··· Given entries ···

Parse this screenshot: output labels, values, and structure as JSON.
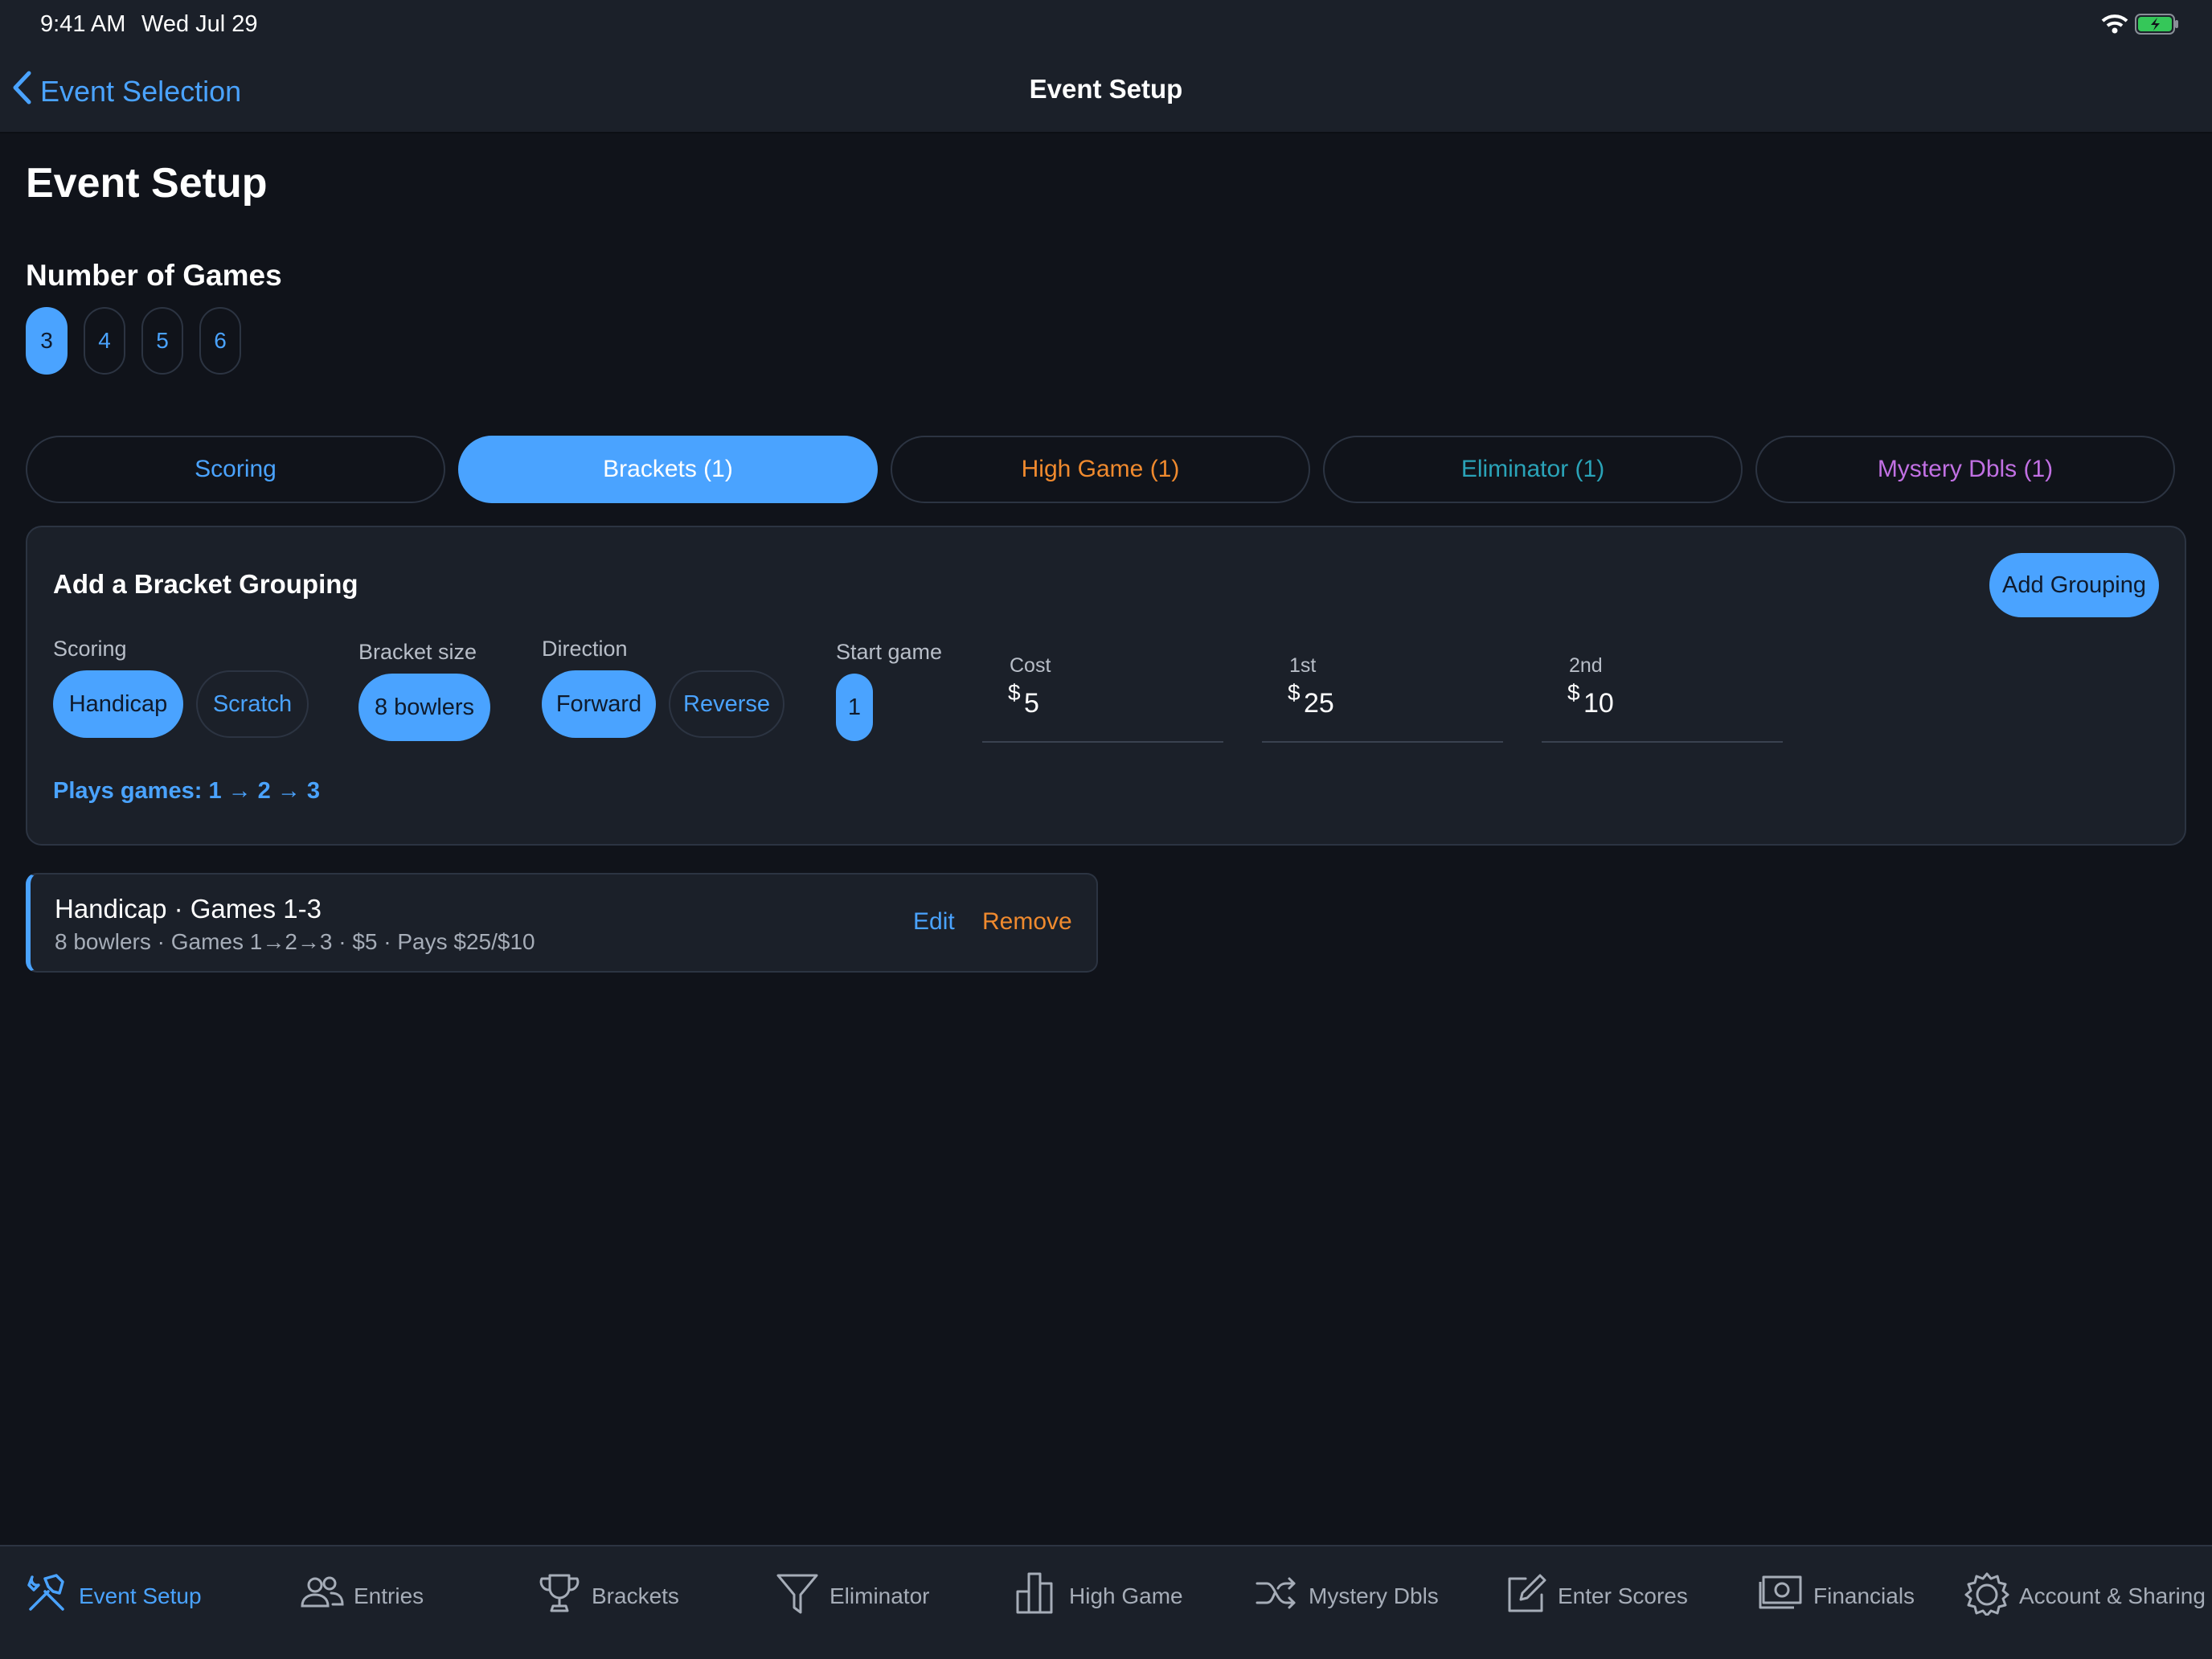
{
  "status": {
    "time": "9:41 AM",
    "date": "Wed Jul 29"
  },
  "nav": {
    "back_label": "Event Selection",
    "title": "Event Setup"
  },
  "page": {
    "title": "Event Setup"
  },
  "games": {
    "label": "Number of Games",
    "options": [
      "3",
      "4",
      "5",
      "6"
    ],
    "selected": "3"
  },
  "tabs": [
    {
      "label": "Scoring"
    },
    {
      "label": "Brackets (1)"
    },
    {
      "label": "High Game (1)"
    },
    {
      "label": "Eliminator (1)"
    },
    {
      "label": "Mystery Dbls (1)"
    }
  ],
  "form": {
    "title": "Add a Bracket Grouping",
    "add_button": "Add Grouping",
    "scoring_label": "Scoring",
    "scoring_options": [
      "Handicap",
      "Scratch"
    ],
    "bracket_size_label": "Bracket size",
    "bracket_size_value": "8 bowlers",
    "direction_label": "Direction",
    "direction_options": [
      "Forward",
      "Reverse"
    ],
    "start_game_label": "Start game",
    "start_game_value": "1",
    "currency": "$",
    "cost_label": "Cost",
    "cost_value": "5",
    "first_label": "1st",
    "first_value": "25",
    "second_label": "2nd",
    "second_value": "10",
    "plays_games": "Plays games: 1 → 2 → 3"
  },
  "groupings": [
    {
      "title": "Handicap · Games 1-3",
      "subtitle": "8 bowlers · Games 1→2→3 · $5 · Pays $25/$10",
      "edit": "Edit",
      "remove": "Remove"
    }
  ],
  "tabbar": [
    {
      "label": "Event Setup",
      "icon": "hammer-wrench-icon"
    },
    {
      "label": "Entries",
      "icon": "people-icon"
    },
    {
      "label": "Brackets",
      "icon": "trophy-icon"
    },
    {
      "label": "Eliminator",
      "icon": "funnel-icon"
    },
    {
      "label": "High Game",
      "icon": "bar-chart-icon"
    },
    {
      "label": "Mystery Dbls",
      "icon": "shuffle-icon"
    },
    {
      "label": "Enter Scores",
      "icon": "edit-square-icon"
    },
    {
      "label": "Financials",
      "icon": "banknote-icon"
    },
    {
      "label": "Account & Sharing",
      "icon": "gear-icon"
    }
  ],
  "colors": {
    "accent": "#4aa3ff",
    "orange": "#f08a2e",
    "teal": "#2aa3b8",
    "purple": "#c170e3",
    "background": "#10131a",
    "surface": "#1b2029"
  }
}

···

• **Task objective**:
Skip the pictures and transcribe the rest of the records exactly.

• **Result of this exercise**:
Parse this screenshot: output labels, values, and structure as JSON.
{
  "status": {
    "time": "9:41 AM",
    "date": "Wed Jul 29"
  },
  "nav": {
    "back_label": "Event Selection",
    "title": "Event Setup"
  },
  "page": {
    "title": "Event Setup"
  },
  "games": {
    "label": "Number of Games",
    "options": [
      "3",
      "4",
      "5",
      "6"
    ],
    "selected": "3"
  },
  "tabs": [
    {
      "label": "Scoring"
    },
    {
      "label": "Brackets (1)"
    },
    {
      "label": "High Game (1)"
    },
    {
      "label": "Eliminator (1)"
    },
    {
      "label": "Mystery Dbls (1)"
    }
  ],
  "form": {
    "title": "Add a Bracket Grouping",
    "add_button": "Add Grouping",
    "scoring_label": "Scoring",
    "scoring_options": [
      "Handicap",
      "Scratch"
    ],
    "bracket_size_label": "Bracket size",
    "bracket_size_value": "8 bowlers",
    "direction_label": "Direction",
    "direction_options": [
      "Forward",
      "Reverse"
    ],
    "start_game_label": "Start game",
    "start_game_value": "1",
    "currency": "$",
    "cost_label": "Cost",
    "cost_value": "5",
    "first_label": "1st",
    "first_value": "25",
    "second_label": "2nd",
    "second_value": "10",
    "plays_games": "Plays games: 1 → 2 → 3"
  },
  "groupings": [
    {
      "title": "Handicap · Games 1-3",
      "subtitle": "8 bowlers · Games 1→2→3 · $5 · Pays $25/$10",
      "edit": "Edit",
      "remove": "Remove"
    }
  ],
  "tabbar": [
    {
      "label": "Event Setup",
      "icon": "hammer-wrench-icon"
    },
    {
      "label": "Entries",
      "icon": "people-icon"
    },
    {
      "label": "Brackets",
      "icon": "trophy-icon"
    },
    {
      "label": "Eliminator",
      "icon": "funnel-icon"
    },
    {
      "label": "High Game",
      "icon": "bar-chart-icon"
    },
    {
      "label": "Mystery Dbls",
      "icon": "shuffle-icon"
    },
    {
      "label": "Enter Scores",
      "icon": "edit-square-icon"
    },
    {
      "label": "Financials",
      "icon": "banknote-icon"
    },
    {
      "label": "Account & Sharing",
      "icon": "gear-icon"
    }
  ],
  "colors": {
    "accent": "#4aa3ff",
    "orange": "#f08a2e",
    "teal": "#2aa3b8",
    "purple": "#c170e3",
    "background": "#10131a",
    "surface": "#1b2029"
  }
}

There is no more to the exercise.